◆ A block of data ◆
★ ★ ★ ★ ★
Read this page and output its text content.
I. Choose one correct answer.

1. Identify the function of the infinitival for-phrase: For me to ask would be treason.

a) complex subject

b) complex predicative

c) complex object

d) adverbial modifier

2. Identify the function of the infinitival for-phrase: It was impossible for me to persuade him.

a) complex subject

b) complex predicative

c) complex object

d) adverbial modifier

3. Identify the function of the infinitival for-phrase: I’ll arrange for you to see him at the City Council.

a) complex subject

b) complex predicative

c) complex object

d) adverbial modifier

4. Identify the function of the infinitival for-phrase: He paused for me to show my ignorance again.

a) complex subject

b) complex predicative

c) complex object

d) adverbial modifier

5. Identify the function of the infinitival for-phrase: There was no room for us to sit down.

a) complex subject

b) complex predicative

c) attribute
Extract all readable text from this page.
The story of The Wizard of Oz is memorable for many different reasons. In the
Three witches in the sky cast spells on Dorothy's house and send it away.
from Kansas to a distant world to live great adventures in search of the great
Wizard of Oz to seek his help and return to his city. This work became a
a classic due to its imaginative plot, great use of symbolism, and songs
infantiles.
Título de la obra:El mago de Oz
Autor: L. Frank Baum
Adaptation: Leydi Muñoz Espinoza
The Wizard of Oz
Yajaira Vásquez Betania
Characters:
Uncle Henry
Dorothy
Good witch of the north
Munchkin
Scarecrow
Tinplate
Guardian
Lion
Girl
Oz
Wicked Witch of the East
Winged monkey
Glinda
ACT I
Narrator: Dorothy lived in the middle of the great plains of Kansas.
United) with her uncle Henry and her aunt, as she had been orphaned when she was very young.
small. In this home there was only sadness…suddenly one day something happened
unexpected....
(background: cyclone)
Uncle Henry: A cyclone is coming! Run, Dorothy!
★ ★ ★ ★ ★
◆ GIVEN REQUEST ◆
Looking at the listing above, count the lines that contain "infinitival" and give nothing but the number.

◆ CORRECT RESULT ◆
5